[Start]

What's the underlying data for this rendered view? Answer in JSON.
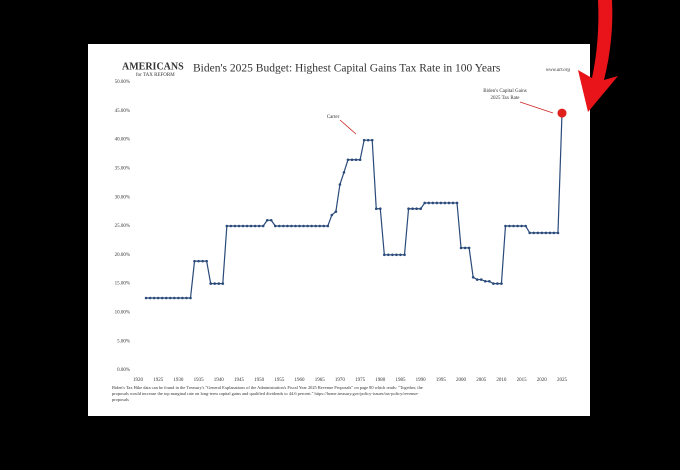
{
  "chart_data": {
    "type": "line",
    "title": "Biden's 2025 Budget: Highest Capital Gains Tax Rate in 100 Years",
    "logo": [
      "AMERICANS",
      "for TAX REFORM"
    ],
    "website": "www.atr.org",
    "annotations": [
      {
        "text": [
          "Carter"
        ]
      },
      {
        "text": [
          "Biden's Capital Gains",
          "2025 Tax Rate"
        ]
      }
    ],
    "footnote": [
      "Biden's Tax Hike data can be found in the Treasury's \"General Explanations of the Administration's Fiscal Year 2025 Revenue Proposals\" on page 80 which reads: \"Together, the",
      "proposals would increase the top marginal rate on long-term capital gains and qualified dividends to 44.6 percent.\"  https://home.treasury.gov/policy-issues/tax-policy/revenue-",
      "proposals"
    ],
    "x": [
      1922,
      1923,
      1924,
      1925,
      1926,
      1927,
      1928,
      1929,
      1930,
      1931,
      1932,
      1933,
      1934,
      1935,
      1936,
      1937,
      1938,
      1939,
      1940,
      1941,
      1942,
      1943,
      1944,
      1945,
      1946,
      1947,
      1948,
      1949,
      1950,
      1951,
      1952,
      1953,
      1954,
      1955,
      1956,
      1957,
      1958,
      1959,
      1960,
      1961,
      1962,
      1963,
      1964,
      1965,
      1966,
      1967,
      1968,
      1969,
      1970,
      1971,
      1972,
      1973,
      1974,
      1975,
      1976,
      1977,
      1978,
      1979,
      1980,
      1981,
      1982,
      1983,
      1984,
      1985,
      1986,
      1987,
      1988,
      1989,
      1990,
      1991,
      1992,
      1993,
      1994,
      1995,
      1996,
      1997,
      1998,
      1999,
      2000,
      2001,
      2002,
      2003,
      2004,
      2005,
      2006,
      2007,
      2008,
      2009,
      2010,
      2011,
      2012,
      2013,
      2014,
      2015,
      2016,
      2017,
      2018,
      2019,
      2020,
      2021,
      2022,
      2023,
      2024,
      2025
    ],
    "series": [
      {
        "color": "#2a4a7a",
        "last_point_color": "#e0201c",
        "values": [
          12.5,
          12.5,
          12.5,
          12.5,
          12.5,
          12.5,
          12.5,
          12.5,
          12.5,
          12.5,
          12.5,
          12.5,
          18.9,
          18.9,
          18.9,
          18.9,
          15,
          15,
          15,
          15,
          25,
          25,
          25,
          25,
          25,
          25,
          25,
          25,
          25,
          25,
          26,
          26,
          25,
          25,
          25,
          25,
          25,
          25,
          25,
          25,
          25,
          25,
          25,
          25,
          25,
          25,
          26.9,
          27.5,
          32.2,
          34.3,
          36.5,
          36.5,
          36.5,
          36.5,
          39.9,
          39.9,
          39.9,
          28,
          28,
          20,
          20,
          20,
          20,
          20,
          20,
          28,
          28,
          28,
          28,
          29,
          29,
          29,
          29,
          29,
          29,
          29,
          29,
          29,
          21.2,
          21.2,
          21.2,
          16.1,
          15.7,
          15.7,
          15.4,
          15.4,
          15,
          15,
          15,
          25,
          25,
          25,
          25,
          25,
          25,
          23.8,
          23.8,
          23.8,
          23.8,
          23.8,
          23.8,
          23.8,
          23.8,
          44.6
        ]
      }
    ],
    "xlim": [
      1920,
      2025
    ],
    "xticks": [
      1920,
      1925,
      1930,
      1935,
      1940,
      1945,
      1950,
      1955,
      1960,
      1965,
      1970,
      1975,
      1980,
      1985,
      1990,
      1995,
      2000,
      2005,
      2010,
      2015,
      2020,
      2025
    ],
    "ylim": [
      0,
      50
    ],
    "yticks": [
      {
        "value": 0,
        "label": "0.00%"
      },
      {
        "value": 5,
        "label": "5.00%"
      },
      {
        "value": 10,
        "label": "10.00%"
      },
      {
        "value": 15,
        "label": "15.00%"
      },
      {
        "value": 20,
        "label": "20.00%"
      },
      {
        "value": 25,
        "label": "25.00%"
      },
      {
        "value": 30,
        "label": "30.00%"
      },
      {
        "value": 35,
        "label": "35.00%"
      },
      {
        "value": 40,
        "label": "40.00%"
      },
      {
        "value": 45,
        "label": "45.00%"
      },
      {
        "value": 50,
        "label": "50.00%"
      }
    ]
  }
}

[End]
[Start]

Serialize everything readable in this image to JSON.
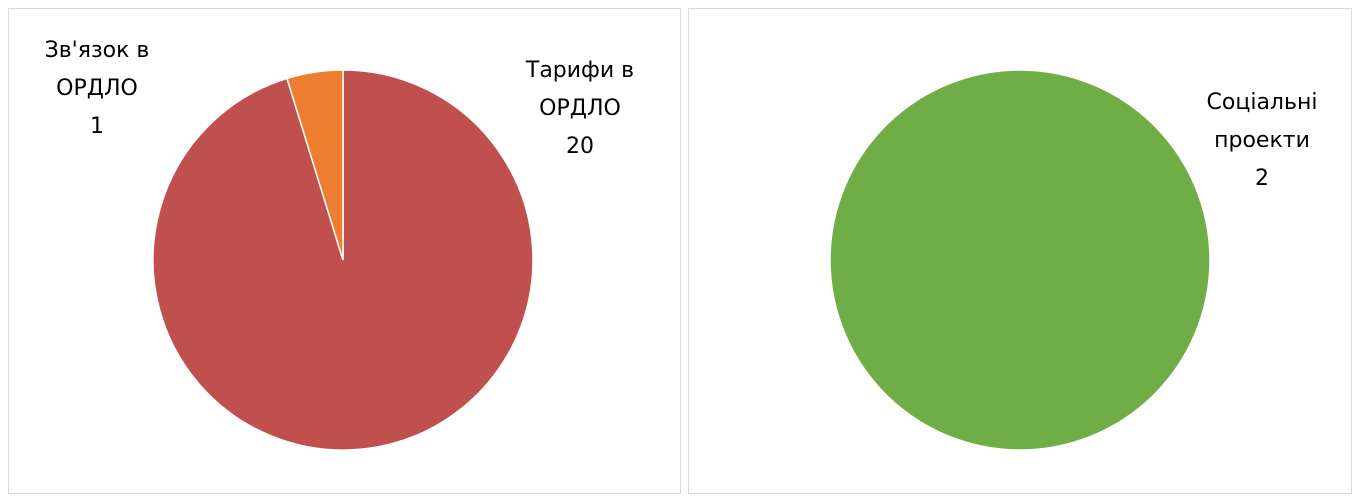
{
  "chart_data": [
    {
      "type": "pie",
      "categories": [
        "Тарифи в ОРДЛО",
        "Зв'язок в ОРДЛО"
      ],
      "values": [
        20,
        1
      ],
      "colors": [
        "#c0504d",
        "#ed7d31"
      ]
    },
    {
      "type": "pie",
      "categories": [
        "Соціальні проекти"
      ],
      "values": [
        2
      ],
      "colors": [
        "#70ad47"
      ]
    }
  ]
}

[End]

## Prompt
Find every line with the word "JSON" and state how many there are, with no other words.

## Final answer
2